**Aim of the task:**
Return every line of the records below verbatim, with no pictures in the copy.

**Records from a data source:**
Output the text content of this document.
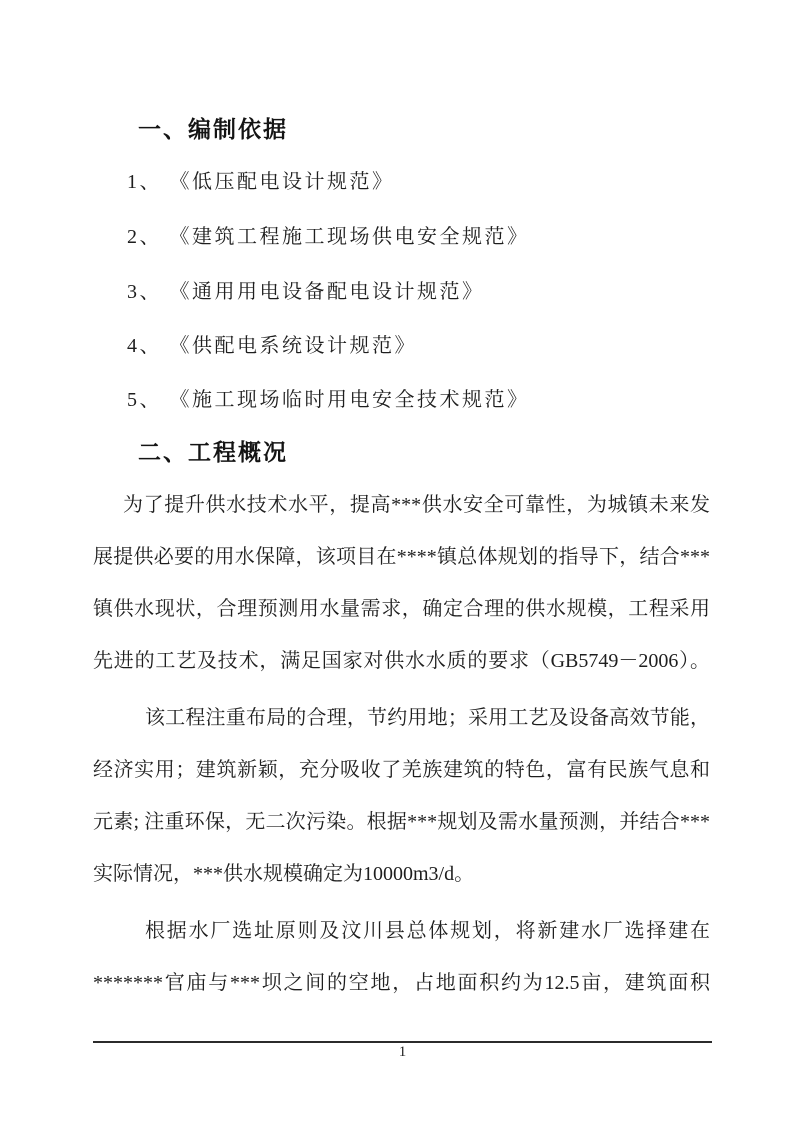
一、编制依据
1、 《低压配电设计规范》
2、 《建筑工程施工现场供电安全规范》
3、 《通用用电设备配电设计规范》
4、 《供配电系统设计规范》
5、 《施工现场临时用电安全技术规范》
二、工程概况
为了提升供水技术水平，提高***供水安全可靠性，为城镇未来发
展提供必要的用水保障，该项目在****镇总体规划的指导下，结合***
镇供水现状，合理预测用水量需求，确定合理的供水规模，工程采用
先进的工艺及技术，满足国家对供水水质的要求（GB5749－2006）。
该工程注重布局的合理，节约用地；采用工艺及设备高效节能，
经济实用；建筑新颖，充分吸收了羌族建筑的特色，富有民族气息和
元素; 注重环保，无二次污染。根据***规划及需水量预测，并结合***
实际情况，***供水规模确定为10000m3/d。
根据水厂选址原则及汶川县总体规划，将新建水厂选择建在
*******官庙与***坝之间的空地，占地面积约为12.5亩，建筑面积
1
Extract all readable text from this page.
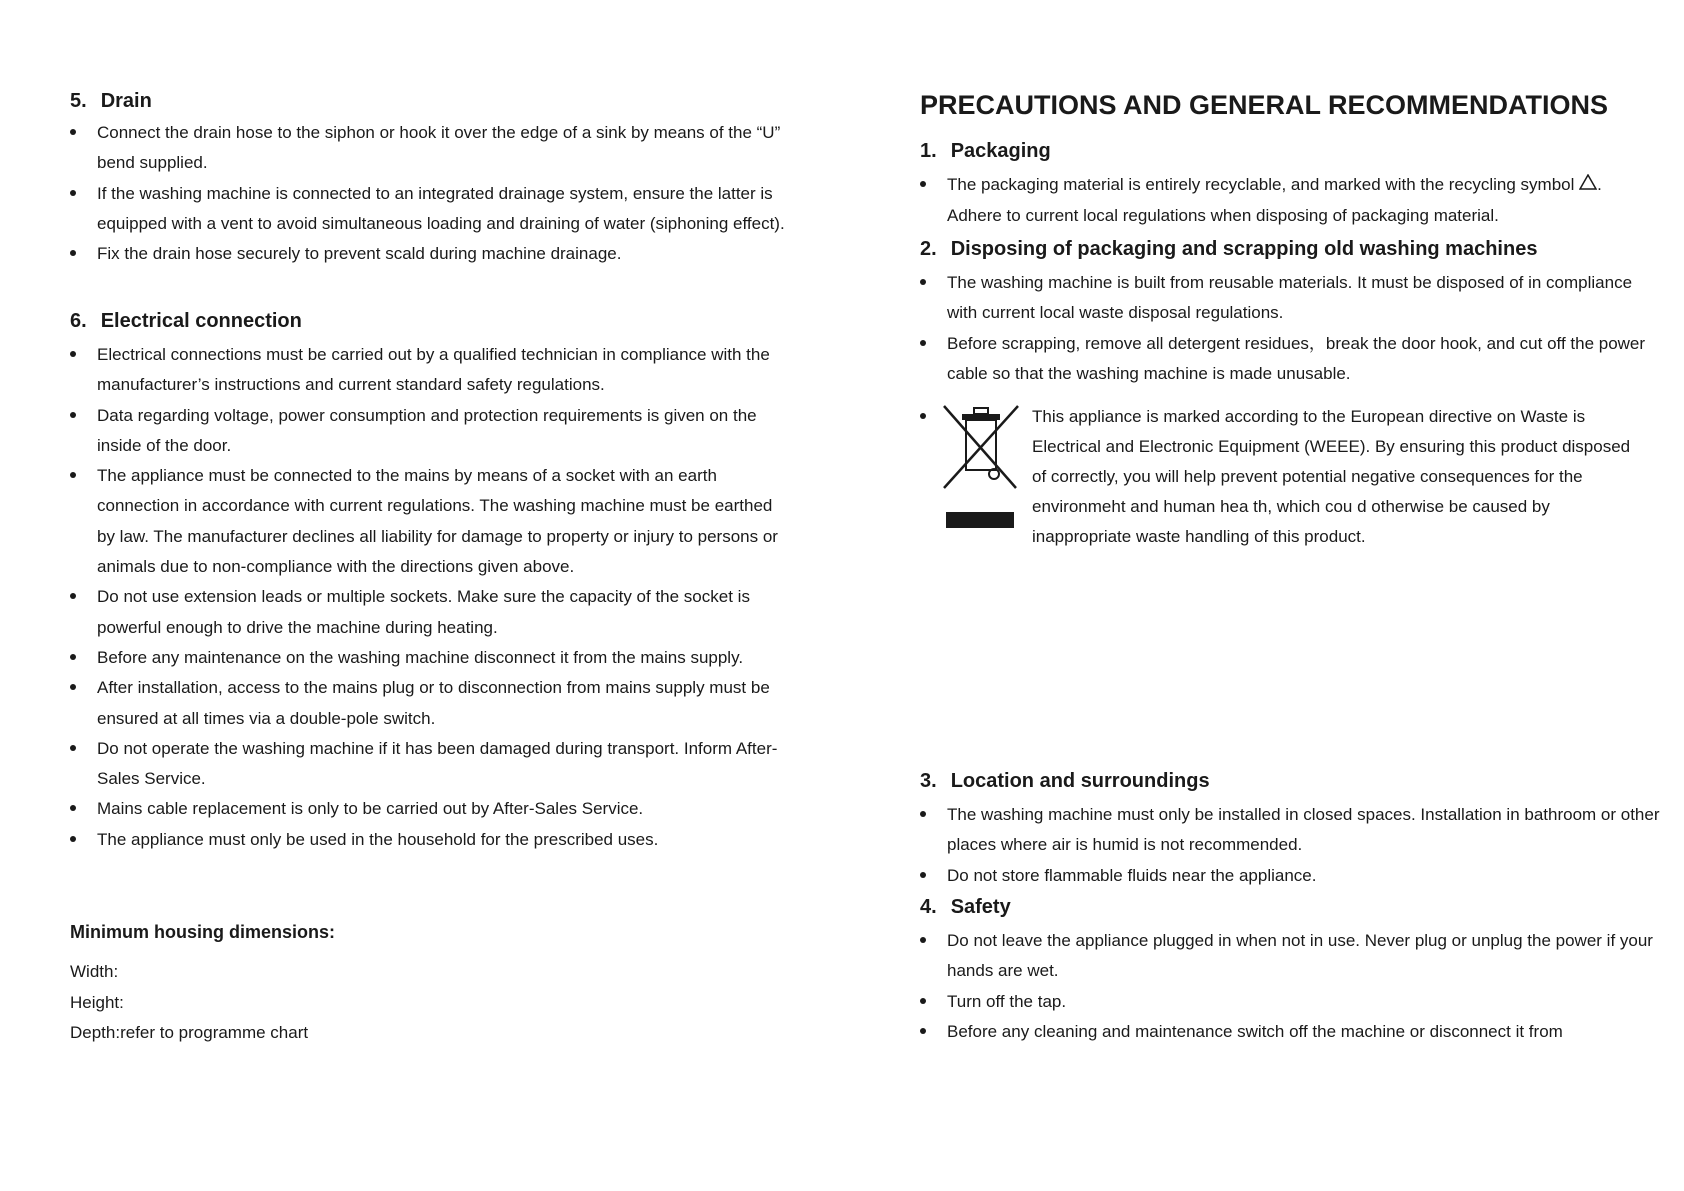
5. Drain
Connect the drain hose to the siphon or hook it over the edge of a sink by means of the “U” bend supplied.
If the washing machine is connected to an integrated drainage system, ensure the latter is equipped with a vent to avoid simultaneous loading and draining of water (siphoning effect).
Fix the drain hose securely to prevent scald during machine drainage.
6. Electrical connection
Electrical connections must be carried out by a qualified technician in compliance with the manufacturer’s instructions and current standard safety regulations.
Data regarding voltage, power consumption and protection requirements is given on the inside of the door.
The appliance must be connected to the mains by means of a socket with an earth connection in accordance with current regulations. The washing machine must be earthed by law. The manufacturer declines all liability for damage to property or injury to persons or animals due to non-compliance with the directions given above.
Do not use extension leads or multiple sockets. Make sure the capacity of the socket is powerful enough to drive the machine during heating.
Before any maintenance on the washing machine disconnect it from the mains supply.
After installation, access to the mains plug or to disconnection from mains supply must be ensured at all times via a double-pole switch.
Do not operate the washing machine if it has been damaged during transport. Inform After-Sales Service.
Mains cable replacement is only to be carried out by After-Sales Service.
The appliance must only be used in the household for the prescribed uses.
Minimum housing dimensions:
Width:
Height:
Depth:refer to programme chart
PRECAUTIONS AND GENERAL RECOMMENDATIONS
1. Packaging
The packaging material is entirely recyclable, and marked with the recycling symbol . Adhere to current local regulations when disposing of packaging material.
2. Disposing of packaging and scrapping old washing machines
The washing machine is built from reusable materials. It must be disposed of in compliance with current local waste disposal regulations.
Before scrapping, remove all detergent residues，break the door hook, and cut off the power cable so that the washing machine is made unusable.
This appliance is marked according to the European directive on Waste is Electrical and Electronic Equipment (WEEE). By ensuring this product disposed of correctly, you will help prevent potential negative consequences for the environmeht and human hea th, which cou d otherwise be caused by inappropriate waste handling of this product.
3. Location and surroundings
The washing machine must only be installed in closed spaces. Installation in bathroom or other places where air is humid is not recommended.
Do not store flammable fluids near the appliance.
4. Safety
Do not leave the appliance plugged in when not in use. Never plug or unplug the power if your hands are wet.
Turn off the tap.
Before any cleaning and maintenance switch off the machine or disconnect it from
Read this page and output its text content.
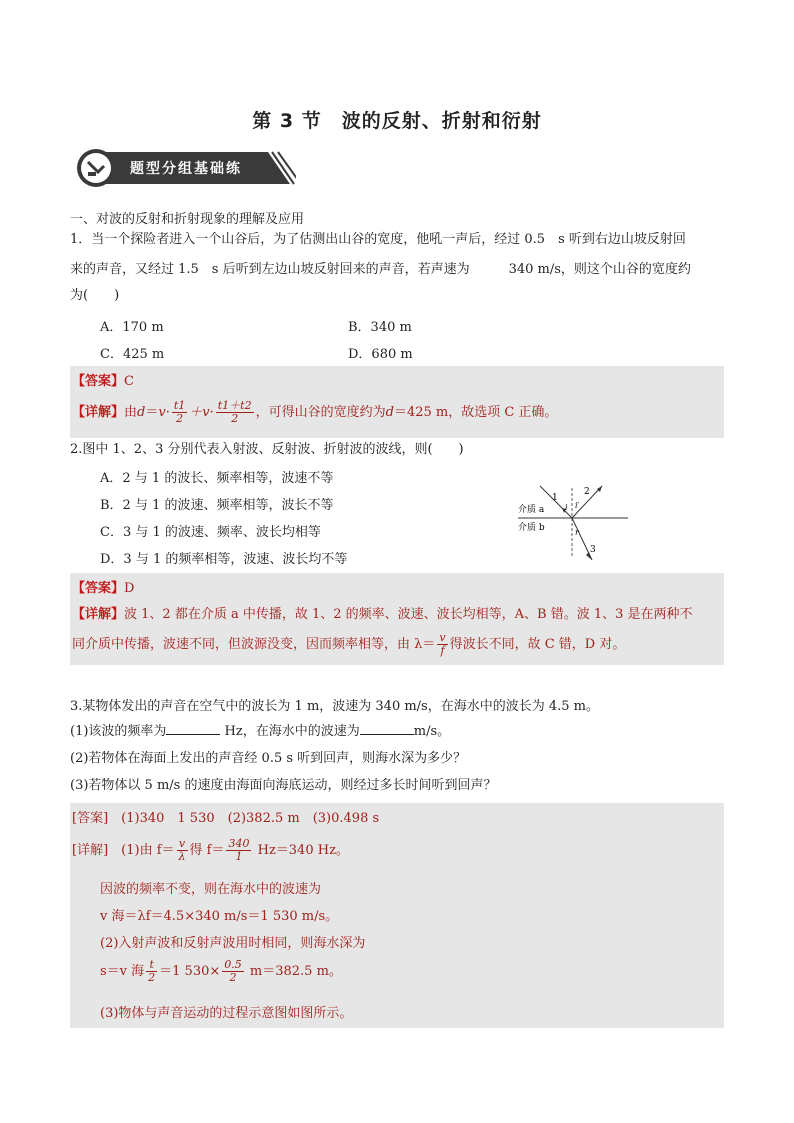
第 3 节　波的反射、折射和衍射
题型分组基础练
一、对波的反射和折射现象的理解及应用
1．当一个探险者进入一个山谷后，为了估测出山谷的宽度，他吼一声后，经过 0.5　s 听到右边山坡反射回
来的声音，又经过 1.5　s 后听到左边山坡反射回来的声音，若声速为　　　340 m/s，则这个山谷的宽度约
为(　　)
A．170 m	B．340 m
C．425 m	D．680 m
【答案】C
【详解】由$d=v\cdot \frac{t1}{2} +v\cdot \frac{t1+t2}{2}$ ，可得山谷的宽度约为d＝425 m，故选项 C 正确。
2.图中 1、2、3 分别代表入射波、反射波、折射波的波线，则(　　)
A．2 与 1 的波长、频率相等，波速不等
B．2 与 1 的波速、频率相等，波长不等
C．3 与 1 的波速、频率、波长均相等
D．3 与 1 的频率相等，波速、波长均不等
1
2
3
i i′
r
介质 a
介质 b
【答案】D
【详解】波 1、2 都在介质 a 中传播，故 1、2 的频率、波速、波长均相等，A、B 错。波 1、3 是在两种不
同介质中传播，波速不同，但波源没变，因而频率相等，由 $\lambda= \frac{v}{f}$ 得波长不同，故 C 错，D 对。
3.某物体发出的声音在空气中的波长为 1 m，波速为 340 m/s，在海水中的波长为 4.5 m。
(1)该波的频率为	Hz，在海水中的波速为	m/s。
(2)若物体在海面上发出的声音经 0.5 s 听到回声，则海水深为多少？
(3)若物体以 5 m/s 的速度由海面向海底运动，则经过多长时间听到回声？
[答案]　 (1)340　1 530　(2)382.5 m　(3)0.498 s
[详解]　 (1)由 $f= \frac{v}{\lambda}$ 得 $f= \frac{340}{1} Hz=340$ Hz。
因波的频率不变，则在海水中的波速为
v 海＝λf＝4.5×340 m/s＝1 530 m/s。
(2)入射声波和反射声波用时相同，则海水深为
s＝v 海 $\frac{t}{2} =1$ $530\times \frac{0.5}{2} m=382.5$ m。
(3)物体与声音运动的过程示意图如图所示。
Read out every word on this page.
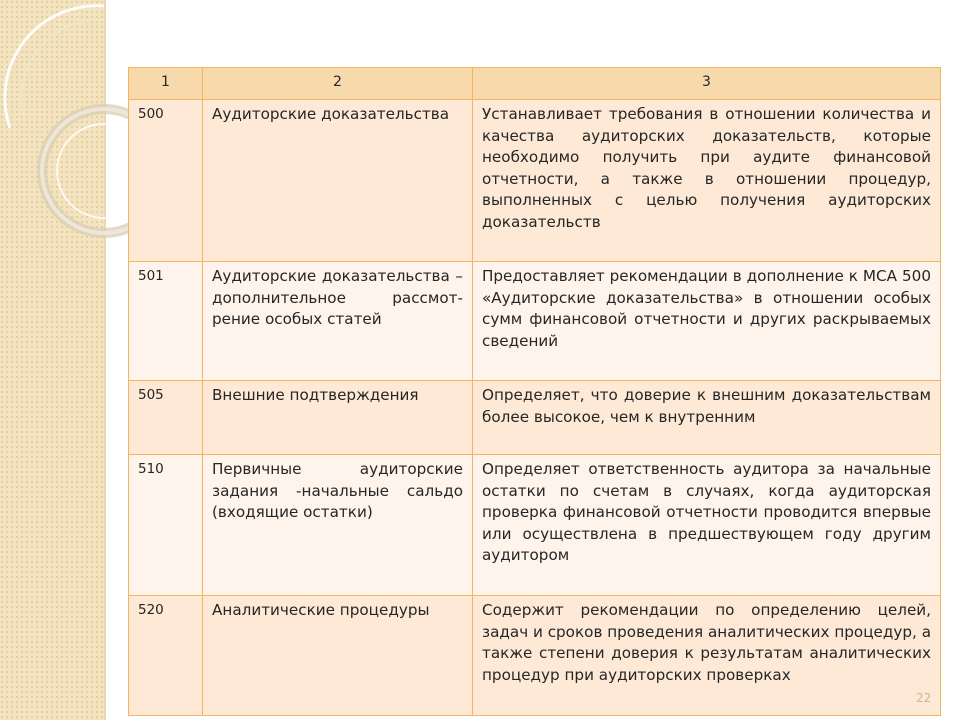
1	2	3
500	Аудиторские доказательства	Устанавливает требования в отношении количества и качества аудиторских доказательств, которые необходимо получить при аудите финансовой отчетности, а также в отношении процедур, выполненных с целью получения аудиторских доказательств
501	Аудиторские доказательства – дополнительное рассмот-рение особых статей	Предоставляет рекомендации в дополнение к МСА 500 «Аудиторские доказательства» в отношении особых сумм финансовой отчетности и других раскрываемых сведений
505	Внешние подтверждения	Определяет, что доверие к внешним доказательствам более высокое, чем к внутренним
510	Первичные аудиторские задания -начальные сальдо (входящие остатки)	Определяет ответственность аудитора за начальные остатки по счетам в случаях, когда аудиторская проверка финансовой отчетности проводится впервые или осуществлена в предшествующем году другим аудитором
520	Аналитические процедуры	Содержит рекомендации по определению целей, задач и сроков проведения аналитических процедур, а также степени доверия к результатам аналитических процедур при аудиторских проверках
22
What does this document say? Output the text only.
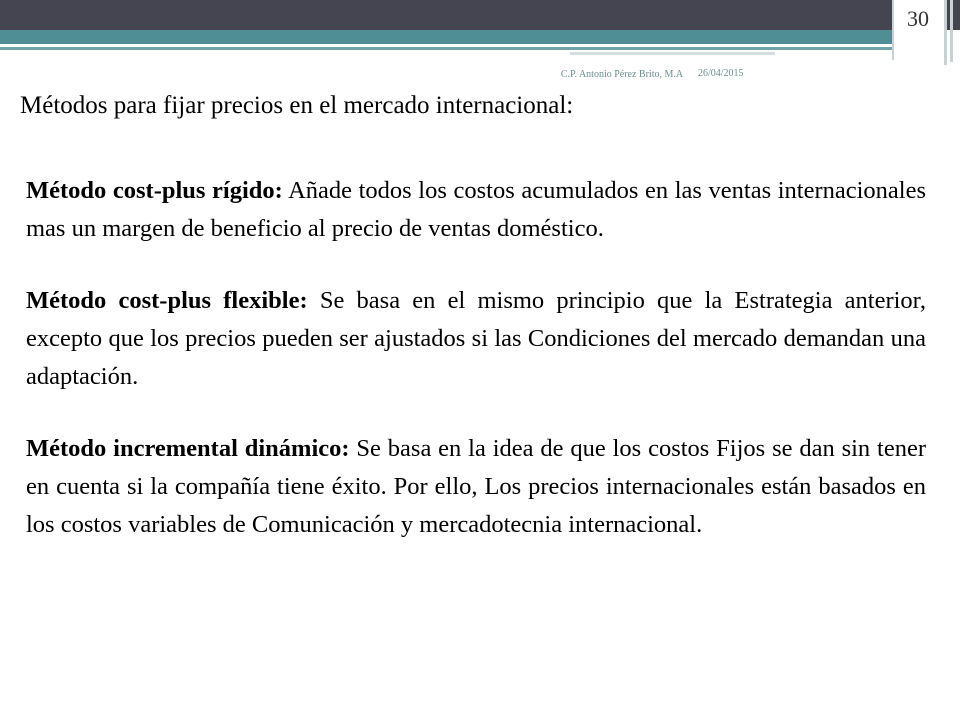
30
C.P. Antonio Pérez Brito, M.A	26/04/2015
Métodos para fijar precios en el mercado internacional:

Método cost-plus rígido: Añade todos los costos acumulados en las ventas internacionales mas un margen de beneficio al precio de ventas doméstico.

Método cost-plus flexible: Se basa en el mismo principio que la Estrategia anterior, excepto que los precios pueden ser ajustados si las Condiciones del mercado demandan una adaptación.

Método incremental dinámico: Se basa en la idea de que los costos Fijos se dan sin tener en cuenta si la compañía tiene éxito. Por ello, Los precios internacionales están basados en los costos variables de Comunicación y mercadotecnia internacional.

**Response for this exercise:**
Output the text content of this document.
一、编制依据
1、 《低压配电设计规范》
2、 《建筑工程施工现场供电安全规范》
3、 《通用用电设备配电设计规范》
4、 《供配电系统设计规范》
5、 《施工现场临时用电安全技术规范》
二、工程概况
为了提升供水技术水平，提高***供水安全可靠性，为城镇未来发
展提供必要的用水保障，该项目在****镇总体规划的指导下，结合***
镇供水现状，合理预测用水量需求，确定合理的供水规模，工程采用
先进的工艺及技术，满足国家对供水水质的要求（GB5749－2006）。
该工程注重布局的合理，节约用地；采用工艺及设备高效节能，
经济实用；建筑新颖，充分吸收了羌族建筑的特色，富有民族气息和
元素; 注重环保，无二次污染。根据***规划及需水量预测，并结合***
实际情况，***供水规模确定为10000m3/d。
根据水厂选址原则及汶川县总体规划，将新建水厂选择建在
*******官庙与***坝之间的空地，占地面积约为12.5亩，建筑面积
1
Extract all readable text from this page.
5. Drain
Connect the drain hose to the siphon or hook it over the edge of a sink by means of the “U” bend supplied.
If the washing machine is connected to an integrated drainage system, ensure the latter is equipped with a vent to avoid simultaneous loading and draining of water (siphoning effect).
Fix the drain hose securely to prevent scald during machine drainage.
6. Electrical connection
Electrical connections must be carried out by a qualified technician in compliance with the manufacturer’s instructions and current standard safety regulations.
Data regarding voltage, power consumption and protection requirements is given on the inside of the door.
The appliance must be connected to the mains by means of a socket with an earth connection in accordance with current regulations. The washing machine must be earthed by law. The manufacturer declines all liability for damage to property or injury to persons or animals due to non-compliance with the directions given above.
Do not use extension leads or multiple sockets. Make sure the capacity of the socket is powerful enough to drive the machine during heating.
Before any maintenance on the washing machine disconnect it from the mains supply.
After installation, access to the mains plug or to disconnection from mains supply must be ensured at all times via a double-pole switch.
Do not operate the washing machine if it has been damaged during transport. Inform After-Sales Service.
Mains cable replacement is only to be carried out by After-Sales Service.
The appliance must only be used in the household for the prescribed uses.
Minimum housing dimensions:
Width:
Height:
Depth:refer to programme chart
PRECAUTIONS AND GENERAL RECOMMENDATIONS
1. Packaging
The packaging material is entirely recyclable, and marked with the recycling symbol . Adhere to current local regulations when disposing of packaging material.
2. Disposing of packaging and scrapping old washing machines
The washing machine is built from reusable materials. It must be disposed of in compliance with current local waste disposal regulations.
Before scrapping, remove all detergent residues，break the door hook, and cut off the power cable so that the washing machine is made unusable.
This appliance is marked according to the European directive on Waste is Electrical and Electronic Equipment (WEEE). By ensuring this product disposed of correctly, you will help prevent potential negative consequences for the environmeht and human hea th, which cou d otherwise be caused by inappropriate waste handling of this product.
3. Location and surroundings
The washing machine must only be installed in closed spaces. Installation in bathroom or other places where air is humid is not recommended.
Do not store flammable fluids near the appliance.
4. Safety
Do not leave the appliance plugged in when not in use. Never plug or unplug the power if your hands are wet.
Turn off the tap.
Before any cleaning and maintenance switch off the machine or disconnect it from
Read this page and output its text content.
第 3 节　波的反射、折射和衍射
题型分组基础练
一、对波的反射和折射现象的理解及应用
1．当一个探险者进入一个山谷后，为了估测出山谷的宽度，他吼一声后，经过 0.5　s 听到右边山坡反射回
来的声音，又经过 1.5　s 后听到左边山坡反射回来的声音，若声速为　　　340 m/s，则这个山谷的宽度约
为(　　)
A．170 m	B．340 m
C．425 m	D．680 m
【答案】C
【详解】由$d=v\cdot \frac{t1}{2} +v\cdot \frac{t1+t2}{2}$ ，可得山谷的宽度约为d＝425 m，故选项 C 正确。
2.图中 1、2、3 分别代表入射波、反射波、折射波的波线，则(　　)
A．2 与 1 的波长、频率相等，波速不等
B．2 与 1 的波速、频率相等，波长不等
C．3 与 1 的波速、频率、波长均相等
D．3 与 1 的频率相等，波速、波长均不等
1
2
3
i i′
r
介质 a
介质 b
【答案】D
【详解】波 1、2 都在介质 a 中传播，故 1、2 的频率、波速、波长均相等，A、B 错。波 1、3 是在两种不
同介质中传播，波速不同，但波源没变，因而频率相等，由 $\lambda= \frac{v}{f}$ 得波长不同，故 C 错，D 对。
3.某物体发出的声音在空气中的波长为 1 m，波速为 340 m/s，在海水中的波长为 4.5 m。
(1)该波的频率为	Hz，在海水中的波速为	m/s。
(2)若物体在海面上发出的声音经 0.5 s 听到回声，则海水深为多少？
(3)若物体以 5 m/s 的速度由海面向海底运动，则经过多长时间听到回声？
[答案]　 (1)340　1 530　(2)382.5 m　(3)0.498 s
[详解]　 (1)由 $f= \frac{v}{\lambda}$ 得 $f= \frac{340}{1} Hz=340$ Hz。
因波的频率不变，则在海水中的波速为
v 海＝λf＝4.5×340 m/s＝1 530 m/s。
(2)入射声波和反射声波用时相同，则海水深为
s＝v 海 $\frac{t}{2} =1$ $530\times \frac{0.5}{2} m=382.5$ m。
(3)物体与声音运动的过程示意图如图所示。
Read out every word on this page.
1	2	3
500	Аудиторские доказательства	Устанавливает требования в отношении количества и качества аудиторских доказательств, которые необходимо получить при аудите финансовой отчетности, а также в отношении процедур, выполненных с целью получения аудиторских доказательств
501	Аудиторские доказательства – дополнительное рассмот-рение особых статей	Предоставляет рекомендации в дополнение к МСА 500 «Аудиторские доказательства» в отношении особых сумм финансовой отчетности и других раскрываемых сведений
505	Внешние подтверждения	Определяет, что доверие к внешним доказательствам более высокое, чем к внутренним
510	Первичные аудиторские задания -начальные сальдо (входящие остатки)	Определяет ответственность аудитора за начальные остатки по счетам в случаях, когда аудиторская проверка финансовой отчетности проводится впервые или осуществлена в предшествующем году другим аудитором
520	Аналитические процедуры	Содержит рекомендации по определению целей, задач и сроков проведения аналитических процедур, а также степени доверия к результатам аналитических процедур при аудиторских проверках
22
What does this document say? Output the text only.
30
C.P. Antonio Pérez Brito, M.A	26/04/2015
Métodos para fijar precios en el mercado internacional:

Método cost-plus rígido: Añade todos los costos acumulados en las ventas internacionales mas un margen de beneficio al precio de ventas doméstico.

Método cost-plus flexible: Se basa en el mismo principio que la Estrategia anterior, excepto que los precios pueden ser ajustados si las Condiciones del mercado demandan una adaptación.

Método incremental dinámico: Se basa en la idea de que los costos Fijos se dan sin tener en cuenta si la compañía tiene éxito. Por ello, Los precios internacionales están basados en los costos variables de Comunicación y mercadotecnia internacional.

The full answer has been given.